Requirements: Every line that holds the string "type" is to be identified and copied.

+ + +

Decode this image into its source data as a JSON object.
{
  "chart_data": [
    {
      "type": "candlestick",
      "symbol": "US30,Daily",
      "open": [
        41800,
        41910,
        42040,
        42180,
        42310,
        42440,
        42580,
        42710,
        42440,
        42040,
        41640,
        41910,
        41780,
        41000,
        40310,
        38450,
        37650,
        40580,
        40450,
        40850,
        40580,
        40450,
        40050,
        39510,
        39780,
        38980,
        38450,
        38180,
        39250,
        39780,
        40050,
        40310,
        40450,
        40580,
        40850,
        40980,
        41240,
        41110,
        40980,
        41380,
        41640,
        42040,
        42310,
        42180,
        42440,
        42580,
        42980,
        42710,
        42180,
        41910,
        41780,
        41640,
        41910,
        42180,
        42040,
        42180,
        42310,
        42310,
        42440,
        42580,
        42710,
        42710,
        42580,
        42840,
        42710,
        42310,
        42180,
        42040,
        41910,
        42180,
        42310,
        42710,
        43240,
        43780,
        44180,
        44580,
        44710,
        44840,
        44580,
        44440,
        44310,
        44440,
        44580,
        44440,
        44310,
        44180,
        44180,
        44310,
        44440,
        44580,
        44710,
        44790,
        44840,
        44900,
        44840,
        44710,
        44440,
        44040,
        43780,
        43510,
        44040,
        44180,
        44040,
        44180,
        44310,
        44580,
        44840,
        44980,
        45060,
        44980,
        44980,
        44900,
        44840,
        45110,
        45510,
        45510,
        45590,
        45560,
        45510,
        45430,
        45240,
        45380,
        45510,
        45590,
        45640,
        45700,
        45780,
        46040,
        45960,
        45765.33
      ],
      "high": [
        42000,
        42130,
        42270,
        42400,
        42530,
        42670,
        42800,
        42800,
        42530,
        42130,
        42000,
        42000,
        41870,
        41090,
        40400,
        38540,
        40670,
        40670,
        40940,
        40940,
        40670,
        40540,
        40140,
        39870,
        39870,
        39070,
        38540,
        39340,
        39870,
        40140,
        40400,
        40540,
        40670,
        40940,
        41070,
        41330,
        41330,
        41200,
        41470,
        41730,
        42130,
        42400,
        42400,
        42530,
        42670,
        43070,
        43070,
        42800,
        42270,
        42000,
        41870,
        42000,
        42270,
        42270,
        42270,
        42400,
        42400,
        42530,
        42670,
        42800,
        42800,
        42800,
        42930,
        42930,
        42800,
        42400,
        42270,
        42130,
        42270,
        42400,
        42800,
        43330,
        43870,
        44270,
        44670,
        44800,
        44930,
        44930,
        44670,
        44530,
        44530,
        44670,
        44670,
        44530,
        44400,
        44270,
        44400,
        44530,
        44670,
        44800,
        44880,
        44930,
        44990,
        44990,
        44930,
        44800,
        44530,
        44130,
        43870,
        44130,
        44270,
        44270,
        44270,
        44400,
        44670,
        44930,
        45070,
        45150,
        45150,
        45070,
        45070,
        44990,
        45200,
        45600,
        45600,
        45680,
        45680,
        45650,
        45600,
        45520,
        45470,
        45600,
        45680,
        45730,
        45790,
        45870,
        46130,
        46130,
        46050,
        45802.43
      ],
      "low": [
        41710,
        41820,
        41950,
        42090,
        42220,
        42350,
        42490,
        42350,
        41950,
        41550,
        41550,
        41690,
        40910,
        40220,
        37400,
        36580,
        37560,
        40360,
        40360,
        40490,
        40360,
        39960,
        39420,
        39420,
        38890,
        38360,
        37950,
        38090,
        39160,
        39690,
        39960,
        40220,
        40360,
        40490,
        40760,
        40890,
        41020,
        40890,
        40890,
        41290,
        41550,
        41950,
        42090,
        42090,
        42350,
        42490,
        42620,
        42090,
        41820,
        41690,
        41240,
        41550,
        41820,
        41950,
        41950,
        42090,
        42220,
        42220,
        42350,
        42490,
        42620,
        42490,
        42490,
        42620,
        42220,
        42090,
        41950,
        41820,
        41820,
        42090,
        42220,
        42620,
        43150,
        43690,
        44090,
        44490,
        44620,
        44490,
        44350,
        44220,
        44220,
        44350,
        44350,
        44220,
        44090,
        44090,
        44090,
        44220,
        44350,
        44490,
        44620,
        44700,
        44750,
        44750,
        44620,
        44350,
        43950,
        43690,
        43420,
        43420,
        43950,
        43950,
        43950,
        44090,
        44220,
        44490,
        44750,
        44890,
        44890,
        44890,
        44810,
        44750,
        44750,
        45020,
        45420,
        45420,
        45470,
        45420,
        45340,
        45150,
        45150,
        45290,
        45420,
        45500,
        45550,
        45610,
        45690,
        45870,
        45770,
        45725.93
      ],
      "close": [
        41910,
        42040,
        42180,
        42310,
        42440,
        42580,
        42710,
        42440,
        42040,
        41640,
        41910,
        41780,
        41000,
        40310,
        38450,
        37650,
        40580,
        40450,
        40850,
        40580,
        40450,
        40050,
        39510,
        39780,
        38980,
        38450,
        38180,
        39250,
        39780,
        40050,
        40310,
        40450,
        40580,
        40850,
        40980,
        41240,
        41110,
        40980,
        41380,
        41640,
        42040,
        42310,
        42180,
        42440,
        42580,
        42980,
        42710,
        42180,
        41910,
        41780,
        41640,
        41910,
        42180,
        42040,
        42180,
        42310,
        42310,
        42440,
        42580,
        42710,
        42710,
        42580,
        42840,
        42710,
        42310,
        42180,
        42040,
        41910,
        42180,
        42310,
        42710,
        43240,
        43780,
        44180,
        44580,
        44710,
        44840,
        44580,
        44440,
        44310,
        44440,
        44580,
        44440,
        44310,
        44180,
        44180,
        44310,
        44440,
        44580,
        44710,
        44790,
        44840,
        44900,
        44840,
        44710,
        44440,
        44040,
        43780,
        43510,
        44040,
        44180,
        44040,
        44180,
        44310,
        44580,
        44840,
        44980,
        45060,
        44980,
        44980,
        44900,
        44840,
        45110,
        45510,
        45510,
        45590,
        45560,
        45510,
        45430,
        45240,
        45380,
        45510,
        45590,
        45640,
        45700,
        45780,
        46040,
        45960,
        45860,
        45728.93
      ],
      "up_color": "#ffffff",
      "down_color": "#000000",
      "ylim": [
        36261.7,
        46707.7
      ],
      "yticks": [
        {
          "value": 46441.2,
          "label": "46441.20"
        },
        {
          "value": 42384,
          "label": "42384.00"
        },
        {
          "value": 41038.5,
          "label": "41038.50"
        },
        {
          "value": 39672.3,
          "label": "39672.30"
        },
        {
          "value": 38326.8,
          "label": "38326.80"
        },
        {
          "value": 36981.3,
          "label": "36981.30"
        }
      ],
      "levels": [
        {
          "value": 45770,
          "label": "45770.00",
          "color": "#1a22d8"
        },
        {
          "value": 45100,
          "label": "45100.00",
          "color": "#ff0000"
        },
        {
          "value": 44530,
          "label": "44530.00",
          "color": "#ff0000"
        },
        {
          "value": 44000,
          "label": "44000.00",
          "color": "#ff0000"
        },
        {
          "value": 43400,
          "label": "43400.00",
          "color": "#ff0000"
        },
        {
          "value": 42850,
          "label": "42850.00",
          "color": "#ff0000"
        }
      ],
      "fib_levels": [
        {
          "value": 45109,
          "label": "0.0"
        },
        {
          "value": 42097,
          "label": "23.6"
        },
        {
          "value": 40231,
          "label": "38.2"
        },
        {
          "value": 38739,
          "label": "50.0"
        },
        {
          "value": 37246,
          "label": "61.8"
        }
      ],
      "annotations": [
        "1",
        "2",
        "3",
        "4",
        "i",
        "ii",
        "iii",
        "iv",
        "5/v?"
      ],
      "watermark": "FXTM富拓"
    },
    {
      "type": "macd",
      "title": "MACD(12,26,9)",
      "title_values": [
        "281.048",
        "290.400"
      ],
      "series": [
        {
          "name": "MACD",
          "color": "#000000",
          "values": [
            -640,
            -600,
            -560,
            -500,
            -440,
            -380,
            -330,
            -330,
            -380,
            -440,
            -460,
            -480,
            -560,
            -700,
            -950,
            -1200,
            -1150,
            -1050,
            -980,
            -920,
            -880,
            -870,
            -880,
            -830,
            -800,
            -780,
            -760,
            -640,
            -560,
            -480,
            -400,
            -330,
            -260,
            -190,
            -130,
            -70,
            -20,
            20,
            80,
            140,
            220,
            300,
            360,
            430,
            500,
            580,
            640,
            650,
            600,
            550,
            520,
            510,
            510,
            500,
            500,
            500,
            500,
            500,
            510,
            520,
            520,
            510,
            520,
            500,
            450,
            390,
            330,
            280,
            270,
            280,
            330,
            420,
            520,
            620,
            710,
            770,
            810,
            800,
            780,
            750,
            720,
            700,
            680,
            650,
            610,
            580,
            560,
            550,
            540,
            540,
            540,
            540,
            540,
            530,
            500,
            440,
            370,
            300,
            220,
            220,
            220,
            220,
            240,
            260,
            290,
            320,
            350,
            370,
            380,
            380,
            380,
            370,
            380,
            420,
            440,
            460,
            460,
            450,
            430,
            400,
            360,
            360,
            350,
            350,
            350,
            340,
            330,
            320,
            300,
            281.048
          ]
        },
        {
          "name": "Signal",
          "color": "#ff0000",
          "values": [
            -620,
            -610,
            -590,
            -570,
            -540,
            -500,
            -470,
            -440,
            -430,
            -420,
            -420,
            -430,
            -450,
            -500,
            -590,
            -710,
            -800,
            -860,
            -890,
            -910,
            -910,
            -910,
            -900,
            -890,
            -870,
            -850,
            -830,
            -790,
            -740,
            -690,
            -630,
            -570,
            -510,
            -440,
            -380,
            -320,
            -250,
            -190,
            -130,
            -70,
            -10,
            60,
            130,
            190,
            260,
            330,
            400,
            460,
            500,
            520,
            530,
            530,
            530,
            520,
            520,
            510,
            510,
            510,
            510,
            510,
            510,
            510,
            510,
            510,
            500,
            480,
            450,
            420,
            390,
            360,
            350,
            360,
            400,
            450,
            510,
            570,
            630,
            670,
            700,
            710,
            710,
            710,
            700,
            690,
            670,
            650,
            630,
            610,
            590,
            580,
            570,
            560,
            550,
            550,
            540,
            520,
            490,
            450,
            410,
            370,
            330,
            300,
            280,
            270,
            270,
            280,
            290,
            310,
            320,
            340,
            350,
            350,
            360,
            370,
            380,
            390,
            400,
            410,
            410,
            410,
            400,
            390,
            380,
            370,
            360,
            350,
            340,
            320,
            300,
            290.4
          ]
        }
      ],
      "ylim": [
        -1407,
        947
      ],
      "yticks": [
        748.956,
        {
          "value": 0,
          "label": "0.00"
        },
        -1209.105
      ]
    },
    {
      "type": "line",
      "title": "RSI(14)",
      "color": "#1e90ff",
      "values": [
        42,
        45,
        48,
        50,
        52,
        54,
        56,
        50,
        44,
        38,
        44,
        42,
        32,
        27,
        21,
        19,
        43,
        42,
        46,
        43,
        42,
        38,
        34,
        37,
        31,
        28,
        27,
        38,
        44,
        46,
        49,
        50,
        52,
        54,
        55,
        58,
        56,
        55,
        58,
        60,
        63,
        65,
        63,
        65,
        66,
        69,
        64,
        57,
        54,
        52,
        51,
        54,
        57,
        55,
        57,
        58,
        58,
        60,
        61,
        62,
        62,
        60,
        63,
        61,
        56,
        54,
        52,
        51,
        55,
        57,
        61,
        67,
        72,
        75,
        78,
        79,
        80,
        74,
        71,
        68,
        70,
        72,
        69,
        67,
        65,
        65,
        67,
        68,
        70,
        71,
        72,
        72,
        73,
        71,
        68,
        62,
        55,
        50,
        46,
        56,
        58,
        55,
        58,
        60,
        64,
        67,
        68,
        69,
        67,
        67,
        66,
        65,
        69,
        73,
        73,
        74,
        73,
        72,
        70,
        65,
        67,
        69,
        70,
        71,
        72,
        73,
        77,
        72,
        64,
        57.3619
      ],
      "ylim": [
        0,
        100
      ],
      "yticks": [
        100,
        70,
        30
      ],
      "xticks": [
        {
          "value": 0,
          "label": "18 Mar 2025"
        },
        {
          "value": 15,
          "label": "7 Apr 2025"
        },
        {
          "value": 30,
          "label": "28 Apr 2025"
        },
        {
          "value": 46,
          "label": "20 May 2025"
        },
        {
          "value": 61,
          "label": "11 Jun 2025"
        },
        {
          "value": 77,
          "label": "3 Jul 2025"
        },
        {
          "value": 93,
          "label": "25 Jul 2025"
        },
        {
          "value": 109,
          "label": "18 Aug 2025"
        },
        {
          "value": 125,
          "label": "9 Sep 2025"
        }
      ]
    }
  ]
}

+ + +

Answer:
      "type": "candlestick",
      "type": "macd",
      "type": "line",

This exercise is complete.